AIM
Find every line of the listing below where "type" appears, and copy it.

(Records from a dataset)

● ● ● ● ●

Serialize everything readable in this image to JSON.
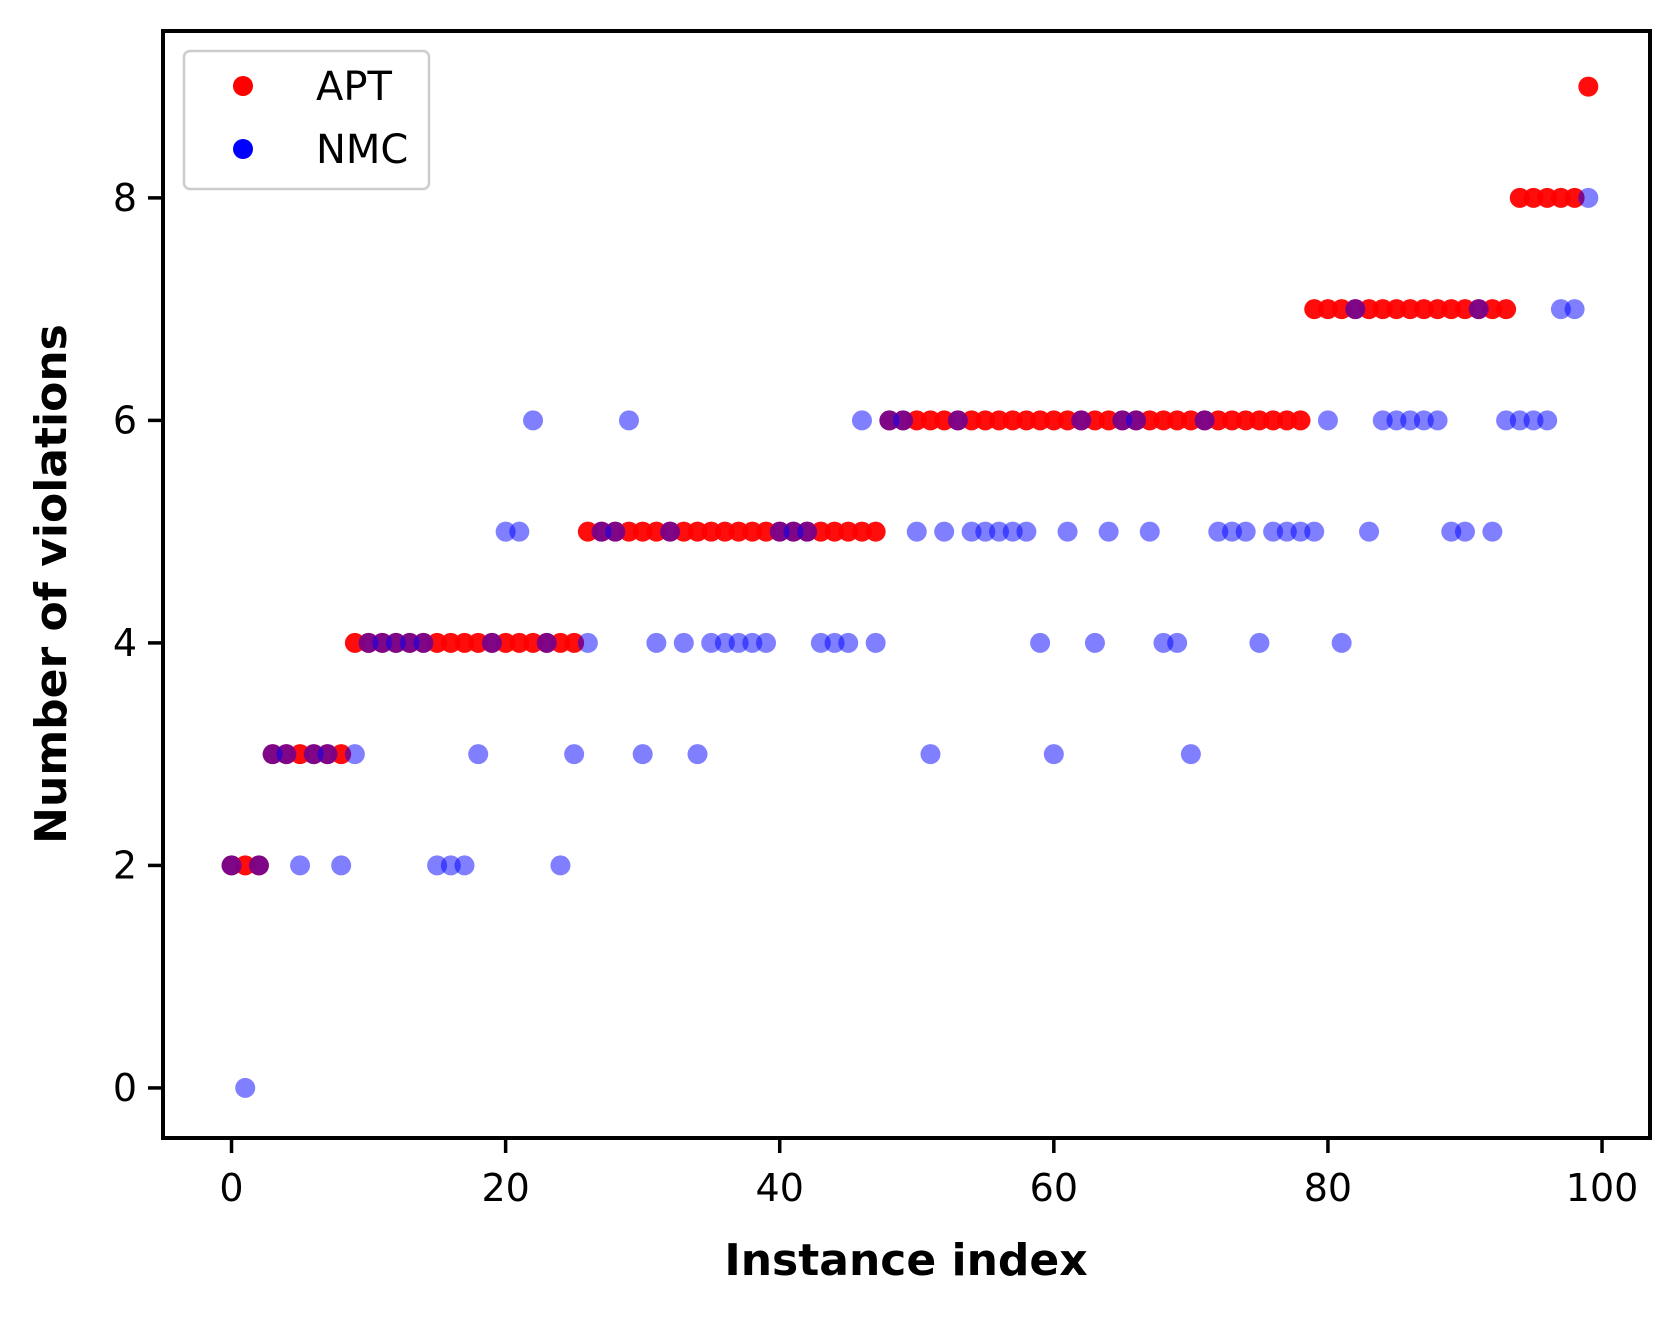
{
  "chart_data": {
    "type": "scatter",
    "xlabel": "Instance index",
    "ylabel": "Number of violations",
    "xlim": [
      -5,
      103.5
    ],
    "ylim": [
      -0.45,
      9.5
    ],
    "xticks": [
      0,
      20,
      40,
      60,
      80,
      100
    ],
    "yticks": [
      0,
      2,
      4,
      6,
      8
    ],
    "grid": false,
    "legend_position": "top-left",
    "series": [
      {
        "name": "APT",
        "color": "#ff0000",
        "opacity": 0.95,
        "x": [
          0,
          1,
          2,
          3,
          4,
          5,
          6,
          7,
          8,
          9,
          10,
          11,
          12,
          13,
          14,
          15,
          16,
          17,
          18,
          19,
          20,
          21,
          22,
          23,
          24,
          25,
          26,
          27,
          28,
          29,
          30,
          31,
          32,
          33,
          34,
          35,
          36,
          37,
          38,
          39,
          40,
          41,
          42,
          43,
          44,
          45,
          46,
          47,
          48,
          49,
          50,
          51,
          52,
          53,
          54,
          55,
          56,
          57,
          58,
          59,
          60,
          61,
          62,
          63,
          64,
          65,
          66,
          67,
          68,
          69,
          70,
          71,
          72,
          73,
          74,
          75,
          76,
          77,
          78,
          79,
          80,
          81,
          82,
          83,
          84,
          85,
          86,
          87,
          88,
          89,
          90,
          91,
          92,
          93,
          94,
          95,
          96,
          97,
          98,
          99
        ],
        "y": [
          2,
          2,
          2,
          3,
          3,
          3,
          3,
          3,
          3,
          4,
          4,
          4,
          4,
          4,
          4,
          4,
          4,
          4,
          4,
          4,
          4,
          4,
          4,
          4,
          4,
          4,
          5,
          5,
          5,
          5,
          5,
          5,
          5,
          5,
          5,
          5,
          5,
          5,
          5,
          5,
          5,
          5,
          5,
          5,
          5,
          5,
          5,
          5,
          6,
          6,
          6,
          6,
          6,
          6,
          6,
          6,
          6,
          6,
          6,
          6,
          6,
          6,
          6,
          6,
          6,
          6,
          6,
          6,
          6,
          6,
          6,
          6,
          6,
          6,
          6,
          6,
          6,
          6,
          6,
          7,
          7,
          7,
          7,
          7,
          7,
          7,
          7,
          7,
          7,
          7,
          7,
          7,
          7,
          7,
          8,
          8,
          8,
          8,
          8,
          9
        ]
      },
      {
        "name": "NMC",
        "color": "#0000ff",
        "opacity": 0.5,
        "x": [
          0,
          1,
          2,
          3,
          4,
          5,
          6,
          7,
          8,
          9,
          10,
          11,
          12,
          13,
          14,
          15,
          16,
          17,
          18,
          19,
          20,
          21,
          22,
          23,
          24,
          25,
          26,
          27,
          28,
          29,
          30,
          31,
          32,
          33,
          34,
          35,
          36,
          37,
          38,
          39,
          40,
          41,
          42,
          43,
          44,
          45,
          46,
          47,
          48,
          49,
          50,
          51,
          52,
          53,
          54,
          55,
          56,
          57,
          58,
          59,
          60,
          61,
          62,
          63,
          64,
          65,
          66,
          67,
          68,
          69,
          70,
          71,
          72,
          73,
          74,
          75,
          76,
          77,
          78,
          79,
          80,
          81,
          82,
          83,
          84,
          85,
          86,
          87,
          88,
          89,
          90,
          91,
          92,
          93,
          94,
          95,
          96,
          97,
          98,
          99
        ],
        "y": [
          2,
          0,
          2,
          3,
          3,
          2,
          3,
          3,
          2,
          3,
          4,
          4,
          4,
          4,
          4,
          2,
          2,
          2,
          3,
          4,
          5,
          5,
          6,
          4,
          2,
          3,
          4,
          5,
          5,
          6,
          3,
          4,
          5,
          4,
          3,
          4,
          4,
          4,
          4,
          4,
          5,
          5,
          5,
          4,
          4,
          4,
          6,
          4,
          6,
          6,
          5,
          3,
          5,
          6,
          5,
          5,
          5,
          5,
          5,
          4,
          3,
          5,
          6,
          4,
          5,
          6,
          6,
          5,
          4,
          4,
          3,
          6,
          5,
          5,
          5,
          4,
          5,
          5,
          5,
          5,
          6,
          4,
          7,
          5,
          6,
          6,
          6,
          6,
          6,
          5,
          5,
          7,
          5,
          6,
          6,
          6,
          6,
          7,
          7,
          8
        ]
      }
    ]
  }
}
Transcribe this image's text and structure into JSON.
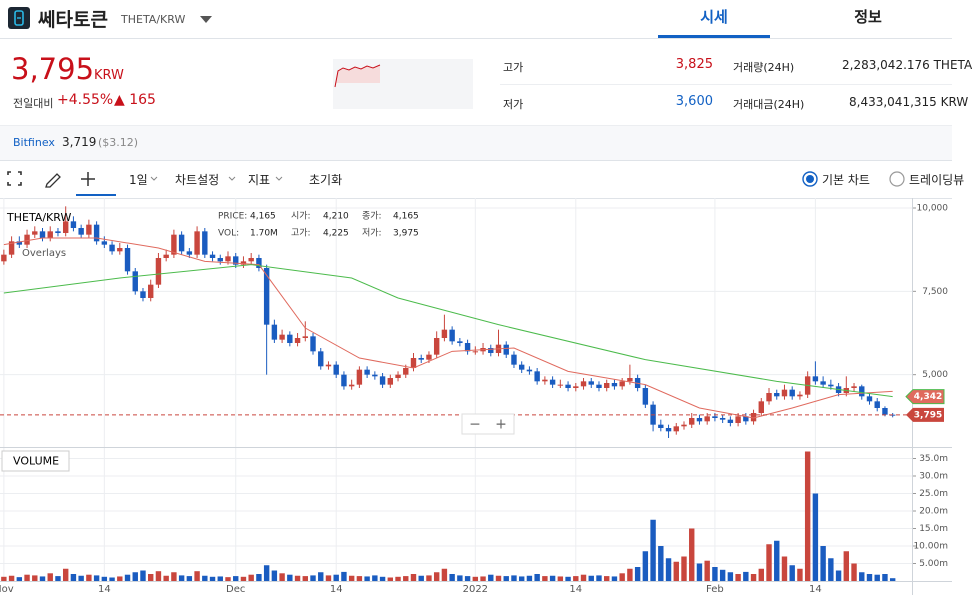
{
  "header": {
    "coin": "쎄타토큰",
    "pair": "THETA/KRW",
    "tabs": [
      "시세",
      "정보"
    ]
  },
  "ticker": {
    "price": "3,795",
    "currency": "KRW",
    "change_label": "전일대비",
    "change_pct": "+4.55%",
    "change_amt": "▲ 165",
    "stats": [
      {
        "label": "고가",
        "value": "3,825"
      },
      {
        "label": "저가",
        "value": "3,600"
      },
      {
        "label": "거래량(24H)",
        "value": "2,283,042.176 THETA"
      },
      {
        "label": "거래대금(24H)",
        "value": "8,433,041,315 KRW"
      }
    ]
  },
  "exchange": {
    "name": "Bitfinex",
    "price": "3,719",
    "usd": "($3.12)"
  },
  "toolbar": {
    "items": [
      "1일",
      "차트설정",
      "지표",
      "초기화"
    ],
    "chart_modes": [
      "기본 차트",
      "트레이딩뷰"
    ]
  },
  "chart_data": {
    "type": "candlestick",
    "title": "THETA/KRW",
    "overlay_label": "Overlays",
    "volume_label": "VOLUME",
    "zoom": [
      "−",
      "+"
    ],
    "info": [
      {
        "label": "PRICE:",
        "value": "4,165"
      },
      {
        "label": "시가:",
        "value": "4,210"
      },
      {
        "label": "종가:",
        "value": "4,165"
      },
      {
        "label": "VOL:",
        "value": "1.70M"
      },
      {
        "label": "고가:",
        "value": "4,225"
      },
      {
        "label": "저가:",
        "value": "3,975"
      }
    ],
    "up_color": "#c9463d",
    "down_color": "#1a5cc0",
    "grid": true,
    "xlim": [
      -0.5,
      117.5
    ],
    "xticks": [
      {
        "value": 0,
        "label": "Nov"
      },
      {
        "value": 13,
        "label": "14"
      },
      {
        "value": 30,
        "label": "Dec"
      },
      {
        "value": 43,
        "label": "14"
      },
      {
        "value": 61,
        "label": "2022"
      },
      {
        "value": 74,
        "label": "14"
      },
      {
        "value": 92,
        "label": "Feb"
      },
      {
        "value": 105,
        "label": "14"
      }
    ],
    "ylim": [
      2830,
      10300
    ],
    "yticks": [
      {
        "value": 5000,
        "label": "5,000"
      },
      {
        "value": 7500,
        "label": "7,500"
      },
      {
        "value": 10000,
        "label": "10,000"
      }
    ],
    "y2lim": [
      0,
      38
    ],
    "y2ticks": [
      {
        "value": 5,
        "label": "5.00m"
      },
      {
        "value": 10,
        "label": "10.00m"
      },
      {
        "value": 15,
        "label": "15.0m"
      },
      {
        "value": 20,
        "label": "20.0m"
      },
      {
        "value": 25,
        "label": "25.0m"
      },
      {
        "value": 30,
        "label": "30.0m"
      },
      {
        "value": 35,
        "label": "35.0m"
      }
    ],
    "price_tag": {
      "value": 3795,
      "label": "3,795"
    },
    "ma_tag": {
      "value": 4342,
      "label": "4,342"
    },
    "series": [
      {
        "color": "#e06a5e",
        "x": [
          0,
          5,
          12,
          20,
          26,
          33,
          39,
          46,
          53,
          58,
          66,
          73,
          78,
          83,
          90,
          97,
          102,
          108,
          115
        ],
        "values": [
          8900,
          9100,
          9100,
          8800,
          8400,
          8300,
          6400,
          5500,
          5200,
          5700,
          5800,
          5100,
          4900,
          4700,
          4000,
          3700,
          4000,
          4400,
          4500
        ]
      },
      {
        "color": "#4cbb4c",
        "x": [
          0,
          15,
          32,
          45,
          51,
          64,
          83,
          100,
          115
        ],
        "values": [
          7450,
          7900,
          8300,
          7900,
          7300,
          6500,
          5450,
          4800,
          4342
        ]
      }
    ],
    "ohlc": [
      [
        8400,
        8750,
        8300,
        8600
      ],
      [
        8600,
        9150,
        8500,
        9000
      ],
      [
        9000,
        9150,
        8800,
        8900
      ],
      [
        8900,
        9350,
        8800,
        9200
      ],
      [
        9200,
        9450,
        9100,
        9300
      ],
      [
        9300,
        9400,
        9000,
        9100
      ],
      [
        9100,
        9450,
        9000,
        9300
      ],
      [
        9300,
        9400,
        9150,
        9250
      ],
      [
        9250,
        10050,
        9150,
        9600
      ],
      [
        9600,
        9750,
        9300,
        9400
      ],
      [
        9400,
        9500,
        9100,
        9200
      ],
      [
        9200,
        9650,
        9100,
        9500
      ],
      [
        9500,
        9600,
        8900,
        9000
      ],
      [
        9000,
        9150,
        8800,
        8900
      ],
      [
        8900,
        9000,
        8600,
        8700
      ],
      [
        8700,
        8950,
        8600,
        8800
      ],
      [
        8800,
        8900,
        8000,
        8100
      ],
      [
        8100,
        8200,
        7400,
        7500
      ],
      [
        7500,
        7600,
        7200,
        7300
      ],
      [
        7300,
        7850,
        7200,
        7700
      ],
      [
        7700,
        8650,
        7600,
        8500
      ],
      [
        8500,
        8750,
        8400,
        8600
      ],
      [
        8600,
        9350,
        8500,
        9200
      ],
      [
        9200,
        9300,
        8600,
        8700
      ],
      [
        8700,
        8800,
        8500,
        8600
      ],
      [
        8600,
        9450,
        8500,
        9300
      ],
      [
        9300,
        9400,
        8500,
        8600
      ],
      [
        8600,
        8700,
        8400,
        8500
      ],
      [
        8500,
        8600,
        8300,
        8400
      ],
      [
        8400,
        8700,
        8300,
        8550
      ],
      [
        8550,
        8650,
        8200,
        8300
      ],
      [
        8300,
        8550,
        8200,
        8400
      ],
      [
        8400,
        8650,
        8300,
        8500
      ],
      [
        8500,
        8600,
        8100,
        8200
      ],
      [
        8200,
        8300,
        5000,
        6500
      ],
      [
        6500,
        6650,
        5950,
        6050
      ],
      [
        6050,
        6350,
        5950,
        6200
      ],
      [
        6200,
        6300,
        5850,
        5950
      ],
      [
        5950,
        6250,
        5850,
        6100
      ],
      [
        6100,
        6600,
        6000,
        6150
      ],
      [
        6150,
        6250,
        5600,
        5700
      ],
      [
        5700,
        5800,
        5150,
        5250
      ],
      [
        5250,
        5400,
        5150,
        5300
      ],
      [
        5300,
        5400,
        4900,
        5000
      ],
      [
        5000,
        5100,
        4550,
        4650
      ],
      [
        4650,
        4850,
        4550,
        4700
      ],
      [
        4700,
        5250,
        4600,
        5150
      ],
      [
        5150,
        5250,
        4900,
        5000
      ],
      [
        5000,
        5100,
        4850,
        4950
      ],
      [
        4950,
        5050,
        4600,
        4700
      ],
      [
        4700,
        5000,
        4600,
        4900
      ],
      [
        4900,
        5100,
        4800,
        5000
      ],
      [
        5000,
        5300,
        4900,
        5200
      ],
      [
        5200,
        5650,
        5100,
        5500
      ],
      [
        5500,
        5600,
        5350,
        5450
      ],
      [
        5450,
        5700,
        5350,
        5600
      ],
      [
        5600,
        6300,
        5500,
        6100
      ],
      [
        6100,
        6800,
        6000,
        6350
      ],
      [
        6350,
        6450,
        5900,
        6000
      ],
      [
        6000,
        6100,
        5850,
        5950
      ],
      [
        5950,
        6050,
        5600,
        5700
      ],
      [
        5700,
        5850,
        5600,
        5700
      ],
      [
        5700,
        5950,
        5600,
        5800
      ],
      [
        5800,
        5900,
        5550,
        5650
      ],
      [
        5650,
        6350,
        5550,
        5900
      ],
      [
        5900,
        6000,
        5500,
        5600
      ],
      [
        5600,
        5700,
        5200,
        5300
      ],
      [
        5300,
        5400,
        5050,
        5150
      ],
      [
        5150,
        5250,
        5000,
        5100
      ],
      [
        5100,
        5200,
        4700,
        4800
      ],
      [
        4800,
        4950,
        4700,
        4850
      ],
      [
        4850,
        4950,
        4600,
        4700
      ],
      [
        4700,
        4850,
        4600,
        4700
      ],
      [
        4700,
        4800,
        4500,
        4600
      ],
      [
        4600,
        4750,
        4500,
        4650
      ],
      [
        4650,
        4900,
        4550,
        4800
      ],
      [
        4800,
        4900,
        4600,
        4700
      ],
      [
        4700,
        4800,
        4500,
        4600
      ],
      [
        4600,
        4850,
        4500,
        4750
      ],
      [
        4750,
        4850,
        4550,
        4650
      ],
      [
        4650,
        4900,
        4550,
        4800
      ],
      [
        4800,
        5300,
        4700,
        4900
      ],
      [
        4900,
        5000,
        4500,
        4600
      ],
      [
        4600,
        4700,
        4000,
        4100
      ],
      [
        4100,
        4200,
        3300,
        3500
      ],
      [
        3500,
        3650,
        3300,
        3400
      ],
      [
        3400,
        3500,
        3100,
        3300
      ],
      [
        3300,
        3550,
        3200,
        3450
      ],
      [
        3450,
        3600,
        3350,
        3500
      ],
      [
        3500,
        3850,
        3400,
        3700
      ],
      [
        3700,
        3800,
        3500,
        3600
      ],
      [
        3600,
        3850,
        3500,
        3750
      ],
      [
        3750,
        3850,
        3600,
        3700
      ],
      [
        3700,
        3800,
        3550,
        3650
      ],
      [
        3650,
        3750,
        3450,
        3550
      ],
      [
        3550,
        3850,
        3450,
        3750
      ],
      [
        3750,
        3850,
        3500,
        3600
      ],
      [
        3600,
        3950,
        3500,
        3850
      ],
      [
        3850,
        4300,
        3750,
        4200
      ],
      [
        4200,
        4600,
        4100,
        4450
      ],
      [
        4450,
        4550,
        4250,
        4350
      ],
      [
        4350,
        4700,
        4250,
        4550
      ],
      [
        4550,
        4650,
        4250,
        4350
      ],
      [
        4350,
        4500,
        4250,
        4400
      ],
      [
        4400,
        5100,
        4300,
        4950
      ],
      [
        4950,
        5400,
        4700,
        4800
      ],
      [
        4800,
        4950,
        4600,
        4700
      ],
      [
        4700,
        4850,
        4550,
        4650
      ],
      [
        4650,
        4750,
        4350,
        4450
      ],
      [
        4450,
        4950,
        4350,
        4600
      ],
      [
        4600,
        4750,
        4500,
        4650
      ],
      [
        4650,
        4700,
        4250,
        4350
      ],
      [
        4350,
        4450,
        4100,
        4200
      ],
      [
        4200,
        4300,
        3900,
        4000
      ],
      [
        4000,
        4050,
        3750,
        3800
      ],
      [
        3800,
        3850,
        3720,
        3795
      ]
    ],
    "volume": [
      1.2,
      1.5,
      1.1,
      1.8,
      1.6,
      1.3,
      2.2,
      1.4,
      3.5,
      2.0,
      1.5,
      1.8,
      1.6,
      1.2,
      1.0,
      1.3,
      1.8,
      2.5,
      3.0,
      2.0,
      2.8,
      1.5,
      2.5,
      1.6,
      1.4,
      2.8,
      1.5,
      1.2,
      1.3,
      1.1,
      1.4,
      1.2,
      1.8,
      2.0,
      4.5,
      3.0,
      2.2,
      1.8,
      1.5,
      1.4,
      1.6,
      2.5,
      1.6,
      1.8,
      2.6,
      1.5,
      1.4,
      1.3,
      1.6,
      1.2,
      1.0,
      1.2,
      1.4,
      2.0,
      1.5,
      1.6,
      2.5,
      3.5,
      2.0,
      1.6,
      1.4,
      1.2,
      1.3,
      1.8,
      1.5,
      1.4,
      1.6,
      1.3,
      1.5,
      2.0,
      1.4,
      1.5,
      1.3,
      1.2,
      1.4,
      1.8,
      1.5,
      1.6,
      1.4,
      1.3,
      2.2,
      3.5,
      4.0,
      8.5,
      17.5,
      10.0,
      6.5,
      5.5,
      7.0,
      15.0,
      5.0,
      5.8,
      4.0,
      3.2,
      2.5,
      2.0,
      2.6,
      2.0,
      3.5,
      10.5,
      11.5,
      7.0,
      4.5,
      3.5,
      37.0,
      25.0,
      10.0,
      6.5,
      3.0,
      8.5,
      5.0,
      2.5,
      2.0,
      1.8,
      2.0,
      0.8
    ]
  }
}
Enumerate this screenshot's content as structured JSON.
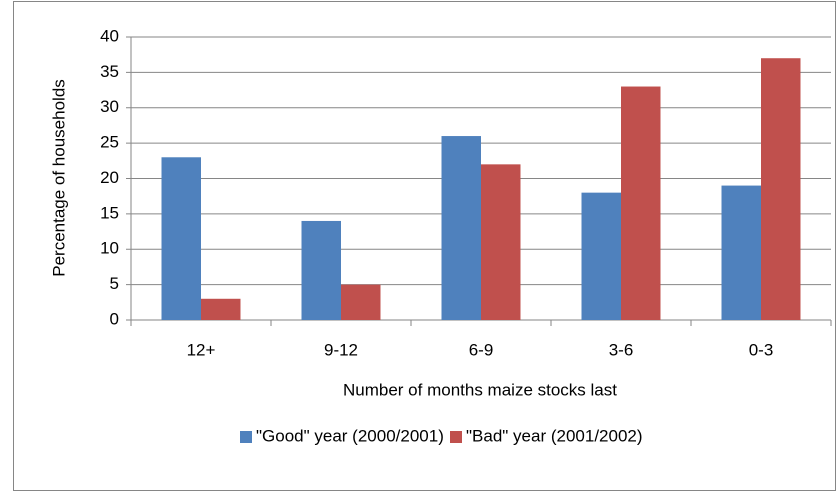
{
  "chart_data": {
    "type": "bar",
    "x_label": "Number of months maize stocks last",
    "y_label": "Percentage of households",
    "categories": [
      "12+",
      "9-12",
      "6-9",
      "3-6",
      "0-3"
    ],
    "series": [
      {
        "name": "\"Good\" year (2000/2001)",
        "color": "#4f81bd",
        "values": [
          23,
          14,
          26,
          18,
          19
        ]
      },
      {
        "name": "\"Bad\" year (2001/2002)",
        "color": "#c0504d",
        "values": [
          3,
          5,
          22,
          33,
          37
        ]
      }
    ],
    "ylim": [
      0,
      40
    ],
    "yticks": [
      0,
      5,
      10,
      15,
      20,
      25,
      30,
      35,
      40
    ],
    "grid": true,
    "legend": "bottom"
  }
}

● ● ● ● ●

WRITTEN REPLY
    "type": "scatter",
    "type": "candlestick",
    "type": "bar",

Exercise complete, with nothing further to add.